» REQUIREMENT: Write out the entries verbatim and leave the images out of the copy.
##### DATA LINES
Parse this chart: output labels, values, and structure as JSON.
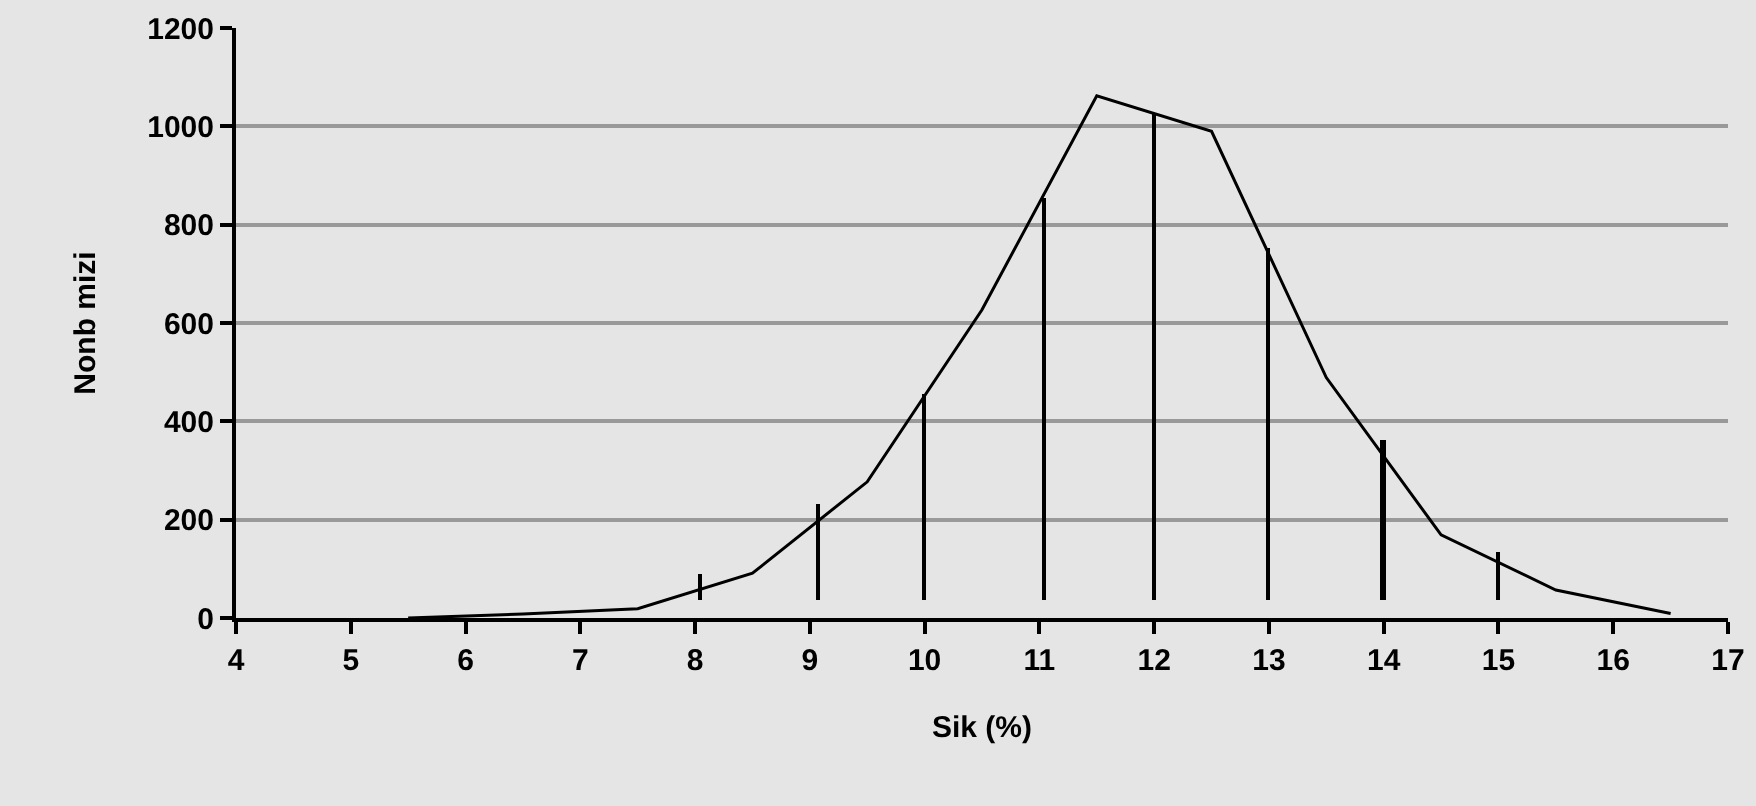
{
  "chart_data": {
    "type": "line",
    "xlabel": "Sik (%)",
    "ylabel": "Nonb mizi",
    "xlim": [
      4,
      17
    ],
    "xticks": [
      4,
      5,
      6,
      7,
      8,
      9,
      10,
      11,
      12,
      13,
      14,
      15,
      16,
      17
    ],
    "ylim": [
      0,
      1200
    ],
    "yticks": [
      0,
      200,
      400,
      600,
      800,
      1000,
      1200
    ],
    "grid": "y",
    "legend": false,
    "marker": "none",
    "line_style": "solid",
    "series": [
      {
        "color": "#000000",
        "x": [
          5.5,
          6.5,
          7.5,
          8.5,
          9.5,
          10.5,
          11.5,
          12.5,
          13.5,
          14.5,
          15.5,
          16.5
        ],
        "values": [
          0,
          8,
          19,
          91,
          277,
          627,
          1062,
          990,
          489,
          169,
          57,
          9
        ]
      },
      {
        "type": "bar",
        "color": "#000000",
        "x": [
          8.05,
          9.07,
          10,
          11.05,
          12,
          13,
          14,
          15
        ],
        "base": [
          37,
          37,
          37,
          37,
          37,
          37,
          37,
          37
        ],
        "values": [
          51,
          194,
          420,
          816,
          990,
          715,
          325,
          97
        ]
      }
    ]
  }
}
##########
» IN RESPONSE:
Parse this chart: output labels, values, and structure as JSON.
{
  "chart_data": {
    "type": "line",
    "xlabel": "Sik (%)",
    "ylabel": "Nonb mizi",
    "xlim": [
      4,
      17
    ],
    "xticks": [
      4,
      5,
      6,
      7,
      8,
      9,
      10,
      11,
      12,
      13,
      14,
      15,
      16,
      17
    ],
    "ylim": [
      0,
      1200
    ],
    "yticks": [
      0,
      200,
      400,
      600,
      800,
      1000,
      1200
    ],
    "grid": "y",
    "legend": false,
    "marker": "none",
    "line_style": "solid",
    "series": [
      {
        "color": "#000000",
        "x": [
          5.5,
          6.5,
          7.5,
          8.5,
          9.5,
          10.5,
          11.5,
          12.5,
          13.5,
          14.5,
          15.5,
          16.5
        ],
        "values": [
          0,
          8,
          19,
          91,
          277,
          627,
          1062,
          990,
          489,
          169,
          57,
          9
        ]
      },
      {
        "type": "bar",
        "color": "#000000",
        "x": [
          8.05,
          9.07,
          10,
          11.05,
          12,
          13,
          14,
          15
        ],
        "base": [
          37,
          37,
          37,
          37,
          37,
          37,
          37,
          37
        ],
        "values": [
          51,
          194,
          420,
          816,
          990,
          715,
          325,
          97
        ]
      }
    ]
  }
}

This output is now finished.